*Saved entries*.
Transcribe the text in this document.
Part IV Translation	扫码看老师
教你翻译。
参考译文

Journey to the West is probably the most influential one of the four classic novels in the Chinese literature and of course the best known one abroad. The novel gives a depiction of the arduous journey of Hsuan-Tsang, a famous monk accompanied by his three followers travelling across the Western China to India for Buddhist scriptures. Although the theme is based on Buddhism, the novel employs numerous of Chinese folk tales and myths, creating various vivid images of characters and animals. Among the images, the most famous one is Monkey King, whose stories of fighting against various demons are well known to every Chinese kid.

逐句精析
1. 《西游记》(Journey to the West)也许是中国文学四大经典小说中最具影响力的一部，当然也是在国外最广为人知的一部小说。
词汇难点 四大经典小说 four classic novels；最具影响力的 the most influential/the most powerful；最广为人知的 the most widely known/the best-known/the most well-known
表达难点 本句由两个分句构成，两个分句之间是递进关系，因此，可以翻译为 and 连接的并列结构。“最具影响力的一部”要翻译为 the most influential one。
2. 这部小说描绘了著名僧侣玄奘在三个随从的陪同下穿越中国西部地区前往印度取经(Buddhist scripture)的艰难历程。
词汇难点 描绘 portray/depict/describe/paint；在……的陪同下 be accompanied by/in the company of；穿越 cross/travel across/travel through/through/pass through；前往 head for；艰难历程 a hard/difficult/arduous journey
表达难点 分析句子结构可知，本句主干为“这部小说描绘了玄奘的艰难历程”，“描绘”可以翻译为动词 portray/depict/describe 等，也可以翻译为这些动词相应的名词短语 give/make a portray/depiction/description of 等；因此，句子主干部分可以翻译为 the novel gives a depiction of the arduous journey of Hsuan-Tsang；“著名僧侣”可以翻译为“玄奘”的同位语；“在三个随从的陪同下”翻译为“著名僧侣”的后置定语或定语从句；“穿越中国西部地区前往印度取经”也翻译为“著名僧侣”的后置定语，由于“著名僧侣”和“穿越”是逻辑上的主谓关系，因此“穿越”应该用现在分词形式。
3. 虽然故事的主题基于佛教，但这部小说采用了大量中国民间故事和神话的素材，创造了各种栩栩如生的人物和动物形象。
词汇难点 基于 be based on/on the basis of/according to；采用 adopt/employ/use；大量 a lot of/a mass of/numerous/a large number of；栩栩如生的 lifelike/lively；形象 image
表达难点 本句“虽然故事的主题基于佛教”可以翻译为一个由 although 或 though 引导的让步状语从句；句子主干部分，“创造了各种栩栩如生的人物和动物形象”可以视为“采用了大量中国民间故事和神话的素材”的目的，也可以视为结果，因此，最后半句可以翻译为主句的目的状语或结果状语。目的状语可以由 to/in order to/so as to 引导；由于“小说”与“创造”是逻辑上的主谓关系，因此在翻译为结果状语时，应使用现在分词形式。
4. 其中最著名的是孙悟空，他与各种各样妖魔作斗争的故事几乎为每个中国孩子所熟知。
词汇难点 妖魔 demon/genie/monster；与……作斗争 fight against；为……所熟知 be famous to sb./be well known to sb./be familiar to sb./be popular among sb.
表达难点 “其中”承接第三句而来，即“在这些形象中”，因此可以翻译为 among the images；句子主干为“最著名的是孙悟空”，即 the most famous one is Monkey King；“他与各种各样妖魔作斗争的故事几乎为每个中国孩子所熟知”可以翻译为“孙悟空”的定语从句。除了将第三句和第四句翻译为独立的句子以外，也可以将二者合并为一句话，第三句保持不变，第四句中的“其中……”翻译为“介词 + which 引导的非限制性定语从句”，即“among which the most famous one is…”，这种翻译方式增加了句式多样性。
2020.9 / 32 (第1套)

*WORK REQUIRED*. Reply with nothing but a number: how many lines of the entries above contain the string "创造了各种栩栩如生的人物和动物形象"?

*WRITTEN ANSWER*. 2